## Exercise details
Go to the line containing "Enumerate this screenshot's text" below; retype it and all following lines exactly, and leave out the pictures.

## Data to use
>> begin
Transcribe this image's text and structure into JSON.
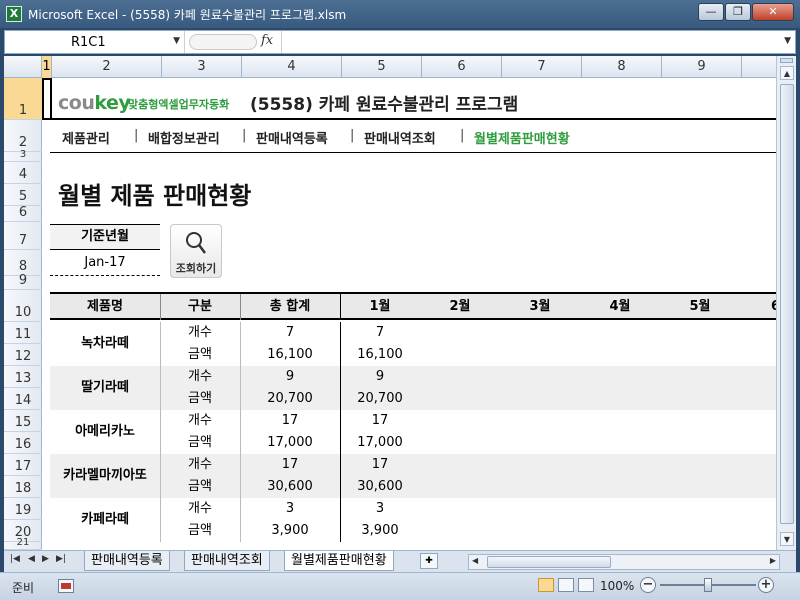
{
  "window": {
    "title": "Microsoft Excel - (5558) 카페 원료수불관리 프로그램.xlsm",
    "app_icon": "X",
    "buttons": {
      "minimize": "—",
      "restore": "❐",
      "close": "✕"
    }
  },
  "formula_bar": {
    "name_box": "R1C1",
    "fx_label": "fx",
    "formula": ""
  },
  "columns": [
    "1",
    "2",
    "3",
    "4",
    "5",
    "6",
    "7",
    "8",
    "9"
  ],
  "rows": [
    "1",
    "2",
    "3",
    "4",
    "5",
    "6",
    "7",
    "8",
    "9",
    "10",
    "11",
    "12",
    "13",
    "14",
    "15",
    "16",
    "17",
    "18",
    "19",
    "20",
    "21"
  ],
  "header": {
    "logo_main": "cou",
    "logo_accent": "key",
    "logo_sub": "맞춤형엑셀업무자동화",
    "title": "(5558) 카페 원료수불관리 프로그램"
  },
  "nav": {
    "items": [
      "제품관리",
      "배합정보관리",
      "판매내역등록",
      "판매내역조회",
      "월별제품판매현황"
    ],
    "separator": "|",
    "active_index": 4
  },
  "page": {
    "title": "월별 제품 판매현황",
    "period_label": "기준년월",
    "period_value": "Jan-17",
    "search_button": "조회하기"
  },
  "table": {
    "headers": [
      "제품명",
      "구분",
      "총 합계",
      "1월",
      "2월",
      "3월",
      "4월",
      "5월",
      "6"
    ],
    "sub_labels": [
      "개수",
      "금액"
    ],
    "rows": [
      {
        "name": "녹차라떼",
        "count_total": "7",
        "count_jan": "7",
        "amount_total": "16,100",
        "amount_jan": "16,100"
      },
      {
        "name": "딸기라떼",
        "count_total": "9",
        "count_jan": "9",
        "amount_total": "20,700",
        "amount_jan": "20,700"
      },
      {
        "name": "아메리카노",
        "count_total": "17",
        "count_jan": "17",
        "amount_total": "17,000",
        "amount_jan": "17,000"
      },
      {
        "name": "카라멜마끼아또",
        "count_total": "17",
        "count_jan": "17",
        "amount_total": "30,600",
        "amount_jan": "30,600"
      },
      {
        "name": "카페라떼",
        "count_total": "3",
        "count_jan": "3",
        "amount_total": "3,900",
        "amount_jan": "3,900"
      }
    ]
  },
  "sheet_tabs": {
    "tabs": [
      "판매내역등록",
      "판매내역조회",
      "월별제품판매현황"
    ],
    "active_index": 2
  },
  "status_bar": {
    "mode": "준비",
    "zoom": "100%",
    "zoom_minus": "−",
    "zoom_plus": "+"
  },
  "colors": {
    "accent_green": "#2e9d3e",
    "selected_header": "#f9d993",
    "title_bar": "#4d6f93"
  }
}
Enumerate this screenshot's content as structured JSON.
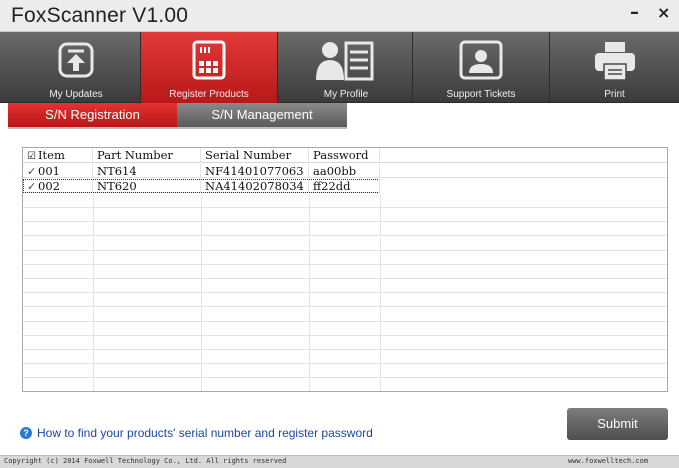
{
  "window": {
    "title": "FoxScanner  V1.00",
    "minimize_glyph": "–",
    "close_glyph": "×"
  },
  "toolbar": {
    "items": [
      {
        "label": "My Updates",
        "icon": "upload-icon",
        "active": false
      },
      {
        "label": "Register Products",
        "icon": "register-icon",
        "active": true
      },
      {
        "label": "My Profile",
        "icon": "profile-icon",
        "active": false
      },
      {
        "label": "Support Tickets",
        "icon": "support-icon",
        "active": false
      },
      {
        "label": "Print",
        "icon": "printer-icon",
        "active": false
      }
    ]
  },
  "tabs": [
    {
      "label": "S/N Registration",
      "active": true
    },
    {
      "label": "S/N Management",
      "active": false
    }
  ],
  "table": {
    "columns": [
      "Item",
      "Part Number",
      "Serial Number",
      "Password"
    ],
    "header_checked": true,
    "rows": [
      {
        "checked": true,
        "item": "001",
        "part": "NT614",
        "serial": "NF41401077063",
        "password": "aa00bb"
      },
      {
        "checked": true,
        "item": "002",
        "part": "NT620",
        "serial": "NA41402078034",
        "password": "ff22dd"
      }
    ]
  },
  "help_link": "How to find your products' serial number and register password",
  "submit_label": "Submit",
  "footer": {
    "copyright": "Copyright (c) 2014 Foxwell Technology Co., Ltd. All rights reserved",
    "website": "www.foxwelltech.com"
  },
  "colors": {
    "accent_red": "#c81e1e",
    "toolbar_gray": "#4a4a4a",
    "link_blue": "#1a47a8",
    "checkbox_blue": "#1f4fa5"
  }
}
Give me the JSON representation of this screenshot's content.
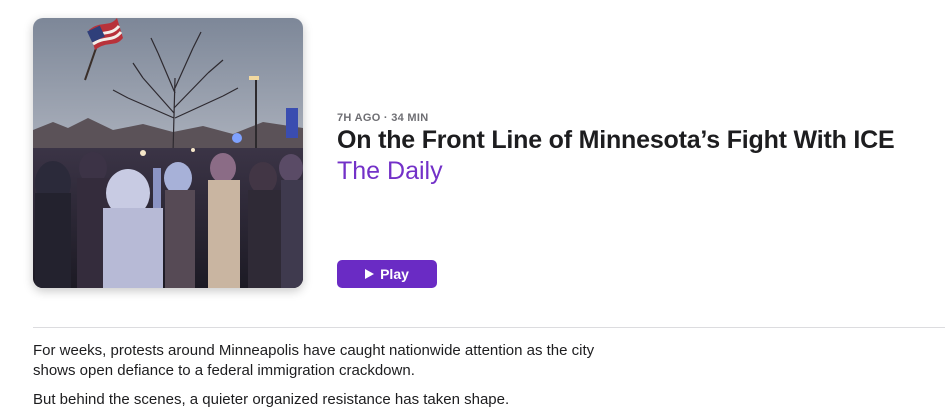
{
  "episode": {
    "meta": "7H AGO · 34 MIN",
    "title": "On the Front Line of Minnesota’s Fight With ICE",
    "show": "The Daily",
    "play_label": "Play",
    "artwork_icon": "protest-photo-artwork"
  },
  "description": {
    "paragraphs": [
      "For weeks, protests around Minneapolis have caught nationwide attention as the city shows open defiance to a federal immigration crackdown.",
      "But behind the scenes, a quieter organized resistance has taken shape."
    ]
  },
  "colors": {
    "accent": "#7331c8",
    "button": "#6a2bc4",
    "meta_text": "#6e6e73"
  }
}
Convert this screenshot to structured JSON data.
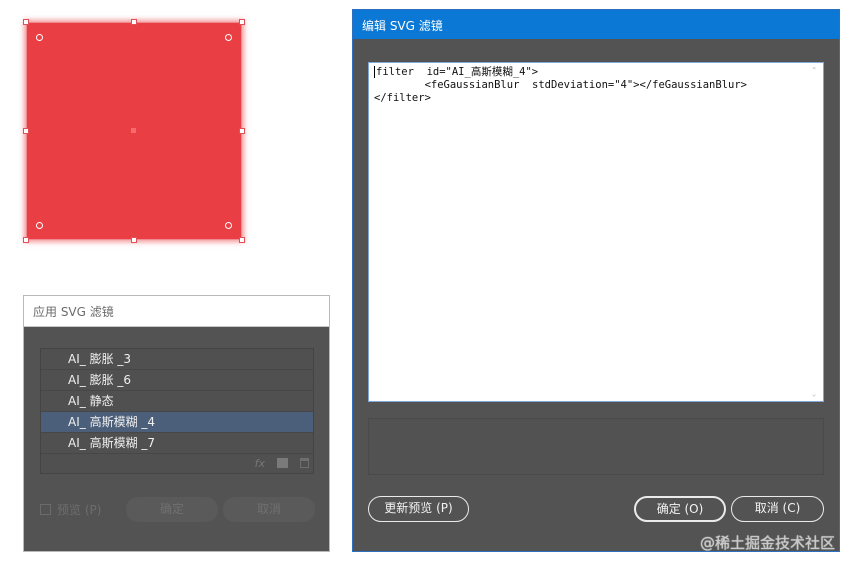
{
  "apply_dialog": {
    "title": "应用 SVG 滤镜",
    "filters": [
      {
        "label": "AI_ 膨胀 _3",
        "selected": false
      },
      {
        "label": "AI_ 膨胀 _6",
        "selected": false
      },
      {
        "label": "AI_ 静态",
        "selected": false
      },
      {
        "label": "AI_ 高斯模糊 _4",
        "selected": true
      },
      {
        "label": "AI_ 高斯模糊 _7",
        "selected": false
      }
    ],
    "fx_label": "fx",
    "preview_label": "预览 (P)",
    "ok_label": "确定",
    "cancel_label": "取消"
  },
  "edit_dialog": {
    "title": "编辑 SVG 滤镜",
    "code_lines": [
      "filter  id=\"AI_高斯模糊_4\">",
      "        <feGaussianBlur  stdDeviation=\"4\"></feGaussianBlur>",
      "</filter>"
    ],
    "update_preview_label": "更新预览 (P)",
    "ok_label": "确定 (O)",
    "cancel_label": "取消 (C)"
  },
  "watermark": "@稀土掘金技术社区",
  "colors": {
    "shape_fill": "#e93f44",
    "dialog_bg": "#535353",
    "edit_title_bar": "#0a78d4",
    "selected_row": "#4b5f7a"
  }
}
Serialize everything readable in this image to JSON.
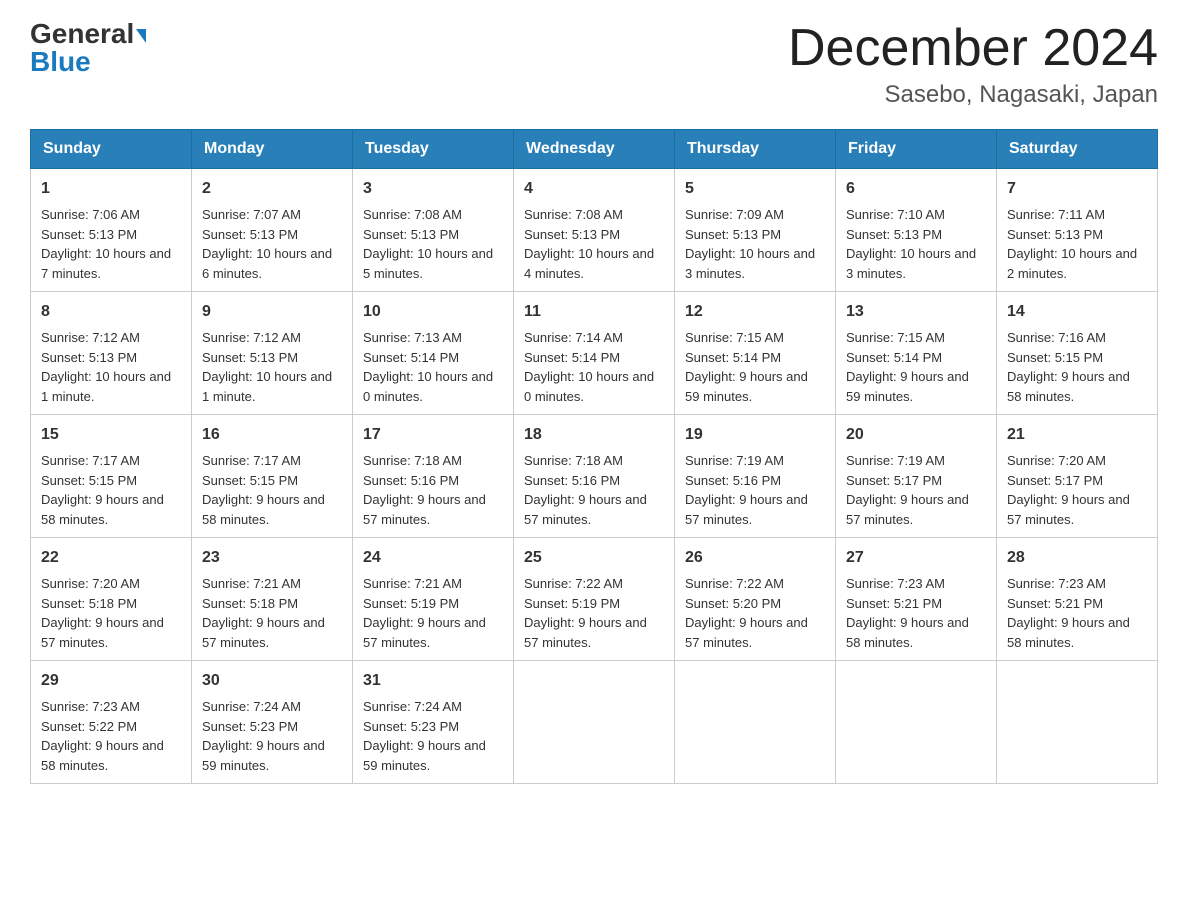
{
  "header": {
    "logo_general": "General",
    "logo_blue": "Blue",
    "title": "December 2024",
    "subtitle": "Sasebo, Nagasaki, Japan"
  },
  "columns": [
    "Sunday",
    "Monday",
    "Tuesday",
    "Wednesday",
    "Thursday",
    "Friday",
    "Saturday"
  ],
  "weeks": [
    [
      {
        "day": "1",
        "sunrise": "7:06 AM",
        "sunset": "5:13 PM",
        "daylight": "10 hours and 7 minutes."
      },
      {
        "day": "2",
        "sunrise": "7:07 AM",
        "sunset": "5:13 PM",
        "daylight": "10 hours and 6 minutes."
      },
      {
        "day": "3",
        "sunrise": "7:08 AM",
        "sunset": "5:13 PM",
        "daylight": "10 hours and 5 minutes."
      },
      {
        "day": "4",
        "sunrise": "7:08 AM",
        "sunset": "5:13 PM",
        "daylight": "10 hours and 4 minutes."
      },
      {
        "day": "5",
        "sunrise": "7:09 AM",
        "sunset": "5:13 PM",
        "daylight": "10 hours and 3 minutes."
      },
      {
        "day": "6",
        "sunrise": "7:10 AM",
        "sunset": "5:13 PM",
        "daylight": "10 hours and 3 minutes."
      },
      {
        "day": "7",
        "sunrise": "7:11 AM",
        "sunset": "5:13 PM",
        "daylight": "10 hours and 2 minutes."
      }
    ],
    [
      {
        "day": "8",
        "sunrise": "7:12 AM",
        "sunset": "5:13 PM",
        "daylight": "10 hours and 1 minute."
      },
      {
        "day": "9",
        "sunrise": "7:12 AM",
        "sunset": "5:13 PM",
        "daylight": "10 hours and 1 minute."
      },
      {
        "day": "10",
        "sunrise": "7:13 AM",
        "sunset": "5:14 PM",
        "daylight": "10 hours and 0 minutes."
      },
      {
        "day": "11",
        "sunrise": "7:14 AM",
        "sunset": "5:14 PM",
        "daylight": "10 hours and 0 minutes."
      },
      {
        "day": "12",
        "sunrise": "7:15 AM",
        "sunset": "5:14 PM",
        "daylight": "9 hours and 59 minutes."
      },
      {
        "day": "13",
        "sunrise": "7:15 AM",
        "sunset": "5:14 PM",
        "daylight": "9 hours and 59 minutes."
      },
      {
        "day": "14",
        "sunrise": "7:16 AM",
        "sunset": "5:15 PM",
        "daylight": "9 hours and 58 minutes."
      }
    ],
    [
      {
        "day": "15",
        "sunrise": "7:17 AM",
        "sunset": "5:15 PM",
        "daylight": "9 hours and 58 minutes."
      },
      {
        "day": "16",
        "sunrise": "7:17 AM",
        "sunset": "5:15 PM",
        "daylight": "9 hours and 58 minutes."
      },
      {
        "day": "17",
        "sunrise": "7:18 AM",
        "sunset": "5:16 PM",
        "daylight": "9 hours and 57 minutes."
      },
      {
        "day": "18",
        "sunrise": "7:18 AM",
        "sunset": "5:16 PM",
        "daylight": "9 hours and 57 minutes."
      },
      {
        "day": "19",
        "sunrise": "7:19 AM",
        "sunset": "5:16 PM",
        "daylight": "9 hours and 57 minutes."
      },
      {
        "day": "20",
        "sunrise": "7:19 AM",
        "sunset": "5:17 PM",
        "daylight": "9 hours and 57 minutes."
      },
      {
        "day": "21",
        "sunrise": "7:20 AM",
        "sunset": "5:17 PM",
        "daylight": "9 hours and 57 minutes."
      }
    ],
    [
      {
        "day": "22",
        "sunrise": "7:20 AM",
        "sunset": "5:18 PM",
        "daylight": "9 hours and 57 minutes."
      },
      {
        "day": "23",
        "sunrise": "7:21 AM",
        "sunset": "5:18 PM",
        "daylight": "9 hours and 57 minutes."
      },
      {
        "day": "24",
        "sunrise": "7:21 AM",
        "sunset": "5:19 PM",
        "daylight": "9 hours and 57 minutes."
      },
      {
        "day": "25",
        "sunrise": "7:22 AM",
        "sunset": "5:19 PM",
        "daylight": "9 hours and 57 minutes."
      },
      {
        "day": "26",
        "sunrise": "7:22 AM",
        "sunset": "5:20 PM",
        "daylight": "9 hours and 57 minutes."
      },
      {
        "day": "27",
        "sunrise": "7:23 AM",
        "sunset": "5:21 PM",
        "daylight": "9 hours and 58 minutes."
      },
      {
        "day": "28",
        "sunrise": "7:23 AM",
        "sunset": "5:21 PM",
        "daylight": "9 hours and 58 minutes."
      }
    ],
    [
      {
        "day": "29",
        "sunrise": "7:23 AM",
        "sunset": "5:22 PM",
        "daylight": "9 hours and 58 minutes."
      },
      {
        "day": "30",
        "sunrise": "7:24 AM",
        "sunset": "5:23 PM",
        "daylight": "9 hours and 59 minutes."
      },
      {
        "day": "31",
        "sunrise": "7:24 AM",
        "sunset": "5:23 PM",
        "daylight": "9 hours and 59 minutes."
      },
      null,
      null,
      null,
      null
    ]
  ]
}
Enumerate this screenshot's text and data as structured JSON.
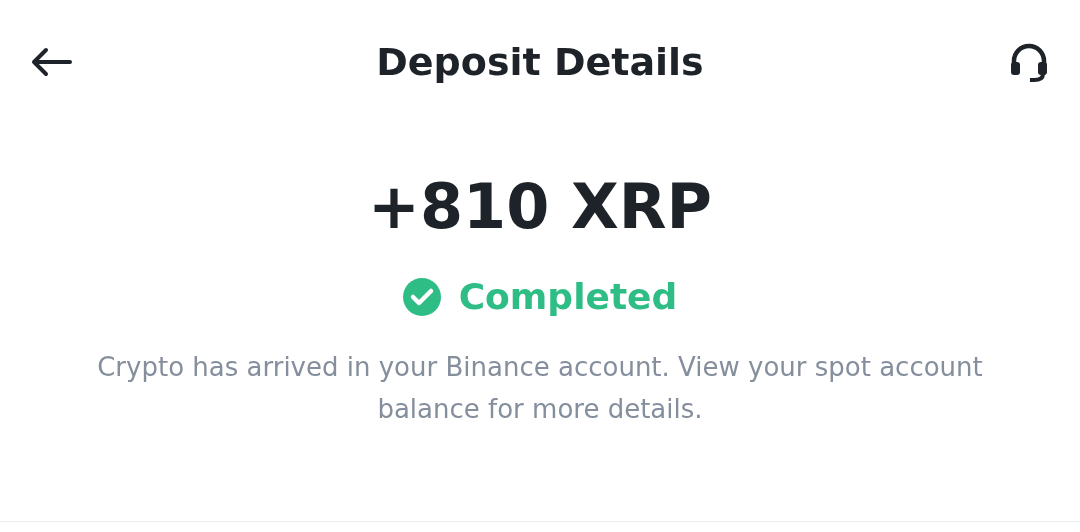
{
  "header": {
    "title": "Deposit Details"
  },
  "amount": "+810 XRP",
  "status": {
    "kind": "success",
    "label": "Completed"
  },
  "message": "Crypto has arrived in your Binance account. View your spot account balance for more details."
}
>> end
## Written solution
Enumerate this screenshot's text and data as structured JSON.
{
  "header": {
    "title": "Deposit Details"
  },
  "amount": "+810 XRP",
  "status": {
    "kind": "success",
    "label": "Completed"
  },
  "message": "Crypto has arrived in your Binance account. View your spot account balance for more details."
}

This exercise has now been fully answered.